__INSTRUCTION__. Rewrite every line of the listing below as a numbered list, skipping blank lines and leaving out the pictures.

__INPUT RECORDS__.

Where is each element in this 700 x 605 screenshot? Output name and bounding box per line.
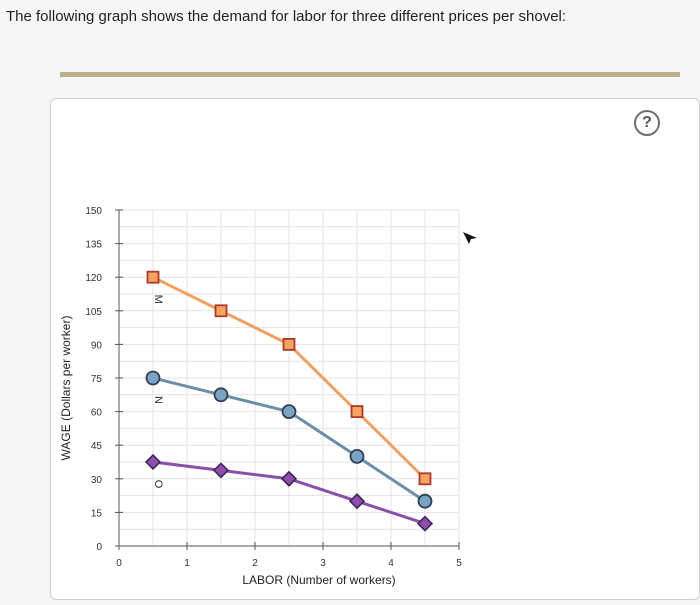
y-tick-label: 75: [91, 374, 103, 385]
x-tick-label: 4: [388, 558, 394, 569]
x-tick-label: 5: [456, 558, 462, 569]
point-high-1: [214, 304, 228, 318]
point-label-mid: N: [152, 396, 164, 404]
y-tick-label: 45: [91, 441, 103, 452]
point-label-low: O: [152, 480, 164, 489]
point-mid-4: [417, 493, 433, 509]
graph-panel: [50, 98, 700, 600]
y-tick-label: 60: [91, 408, 103, 419]
x-tick-label: 0: [116, 558, 122, 569]
y-tick-label: 105: [85, 307, 102, 318]
x-tick-label: 2: [252, 558, 258, 569]
chart-series: M N O: [144, 270, 434, 532]
divider: [60, 72, 680, 77]
y-axis-title: WAGE (Dollars per worker): [59, 316, 73, 461]
x-axis-title: LABOR (Number of workers): [242, 573, 395, 587]
point-low-4: [416, 515, 434, 532]
point-low-1: [212, 462, 230, 479]
x-tick-label: 3: [320, 558, 326, 569]
cursor-arrow-icon: [463, 232, 477, 244]
point-mid-1: [213, 387, 229, 403]
chart-grid: [118, 209, 460, 547]
y-tick-label: 150: [85, 206, 102, 217]
point-low-3: [348, 493, 366, 510]
y-tick-label: 120: [85, 273, 102, 284]
point-high-3: [350, 405, 364, 419]
point-high-4: [418, 472, 432, 486]
x-tick-label: 1: [184, 558, 190, 569]
y-tick-label: 135: [85, 240, 102, 251]
point-mid-3: [349, 448, 365, 464]
point-label-high: M: [152, 295, 164, 304]
point-mid-0: [145, 370, 161, 386]
point-low-0: [144, 453, 162, 471]
y-tick-label: 15: [91, 508, 103, 519]
y-tick-label: 90: [91, 340, 103, 351]
point-mid-2: [281, 404, 297, 420]
question-text: The following graph shows the demand for…: [6, 8, 567, 25]
point-high-2: [282, 337, 296, 351]
point-low-2: [280, 470, 298, 487]
y-tick-label: 0: [96, 542, 102, 553]
point-high-0: [146, 270, 160, 284]
help-button[interactable]: ?: [634, 110, 660, 136]
y-tick-label: 30: [91, 475, 103, 486]
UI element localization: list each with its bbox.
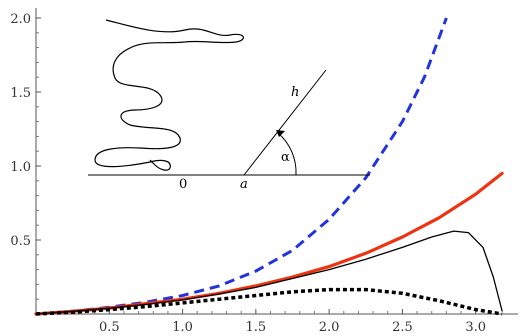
x-tick-label: 1.5 [246, 320, 267, 335]
inset-wavy-boundary [94, 19, 244, 171]
y-tick-label: 2.0 [10, 12, 31, 27]
y-tick-label: 1.0 [10, 160, 31, 175]
tick-group: 0.5 1.0 1.5 2.0 2.5 3.0 0.5 1.0 1.5 2.0 [10, 12, 491, 335]
x-tick-label: 2.0 [319, 320, 340, 335]
axes [35, 8, 518, 315]
x-tick-label: 0.5 [99, 320, 120, 335]
y-tick-label: 1.5 [10, 86, 31, 101]
series-group [34, 17, 504, 316]
inset-diagram: 0 a h α [88, 19, 370, 192]
x-tick-label: 1.0 [172, 320, 193, 335]
series-line-4 [35, 287, 503, 316]
inset-arrow-head [276, 130, 285, 137]
y-tick-label: 0.5 [10, 234, 31, 249]
inset-ray-h [243, 69, 327, 176]
inset-label-alpha: α [281, 150, 290, 165]
inset-angle-arc [277, 132, 297, 176]
series-line-1 [35, 17, 448, 316]
x-tick-label: 3.0 [465, 320, 486, 335]
series-line-3 [35, 230, 503, 315]
inset-label-a: a [240, 177, 248, 192]
x-tick-label: 2.5 [392, 320, 413, 335]
inset-label-h: h [291, 85, 299, 100]
inset-label-zero: 0 [179, 177, 187, 192]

__EXERCISE OUTPUT__.
1. Where is each element in this 700 x 605 screenshot? Output name and bounding box per line.
2. y-tick-label: 75: [91, 374, 103, 385]
3. x-tick-label: 4: [388, 558, 394, 569]
4. x-tick-label: 5: [456, 558, 462, 569]
5. point-high-1: [214, 304, 228, 318]
6. point-label-mid: N: [152, 396, 164, 404]
7. y-tick-label: 45: [91, 441, 103, 452]
8. point-label-low: O: [152, 480, 164, 489]
9. point-mid-4: [417, 493, 433, 509]
10. graph-panel: [50, 98, 700, 600]
11. y-tick-label: 60: [91, 408, 103, 419]
12. x-tick-label: 0: [116, 558, 122, 569]
13. y-tick-label: 105: [85, 307, 102, 318]
14. x-tick-label: 2: [252, 558, 258, 569]
15. chart-series: M N O: [144, 270, 434, 532]
16. divider: [60, 72, 680, 77]
17. y-axis-title: WAGE (Dollars per worker): [59, 316, 73, 461]
18. x-axis-title: LABOR (Number of workers): [242, 573, 395, 587]
19. point-low-4: [416, 515, 434, 532]
20. point-low-1: [212, 462, 230, 479]
21. x-tick-label: 3: [320, 558, 326, 569]
22. cursor-arrow-icon: [463, 232, 477, 244]
23. point-mid-1: [213, 387, 229, 403]
24. chart-grid: [118, 209, 460, 547]
25. y-tick-label: 150: [85, 206, 102, 217]
26. point-low-3: [348, 493, 366, 510]
27. y-tick-label: 120: [85, 273, 102, 284]
28. point-high-3: [350, 405, 364, 419]
29. point-high-4: [418, 472, 432, 486]
30. x-tick-label: 1: [184, 558, 190, 569]
31. y-tick-label: 135: [85, 240, 102, 251]
32. point-mid-3: [349, 448, 365, 464]
33. point-label-high: M: [152, 295, 164, 304]
34. point-mid-0: [145, 370, 161, 386]
35. point-low-0: [144, 453, 162, 471]
36. y-tick-label: 15: [91, 508, 103, 519]
37. y-tick-label: 90: [91, 340, 103, 351]
38. point-mid-2: [281, 404, 297, 420]
39. question-text: The following graph shows the demand for…: [6, 8, 567, 25]
40. point-high-2: [282, 337, 296, 351]
41. point-low-2: [280, 470, 298, 487]
42. y-tick-label: 0: [96, 542, 102, 553]
43. point-high-0: [146, 270, 160, 284]
44. help-button[interactable]: ?: [634, 110, 660, 136]
45. y-tick-label: 30: [91, 475, 103, 486]
46. UI element localization: list each with its bbox.
47. x-tick-label: 1.5 [246, 320, 267, 335]
48. inset-wavy-boundary [94, 19, 244, 171]
49. y-tick-label: 2.0 [10, 12, 31, 27]
50. y-tick-label: 1.0 [10, 160, 31, 175]
51. tick-group: 0.5 1.0 1.5 2.0 2.5 3.0 0.5 1.0 1.5 2.0 [10, 12, 491, 335]
52. x-tick-label: 2.0 [319, 320, 340, 335]
53. axes [35, 8, 518, 315]
54. x-tick-label: 0.5 [99, 320, 120, 335]
55. y-tick-label: 1.5 [10, 86, 31, 101]
56. series-group [34, 17, 504, 316]
57. inset-diagram: 0 a h α [88, 19, 370, 192]
58. x-tick-label: 1.0 [172, 320, 193, 335]
59. series-line-4 [35, 287, 503, 316]
60. inset-arrow-head [276, 130, 285, 137]
61. y-tick-label: 0.5 [10, 234, 31, 249]
62. inset-ray-h [243, 69, 327, 176]
63. inset-label-alpha: α [281, 150, 290, 165]
64. inset-angle-arc [277, 132, 297, 176]
65. series-line-1 [35, 17, 448, 316]
66. x-tick-label: 3.0 [465, 320, 486, 335]
67. series-line-3 [35, 230, 503, 315]
68. inset-label-a: a [240, 177, 248, 192]
69. x-tick-label: 2.5 [392, 320, 413, 335]
70. inset-label-h: h [291, 85, 299, 100]
71. inset-label-zero: 0 [179, 177, 187, 192]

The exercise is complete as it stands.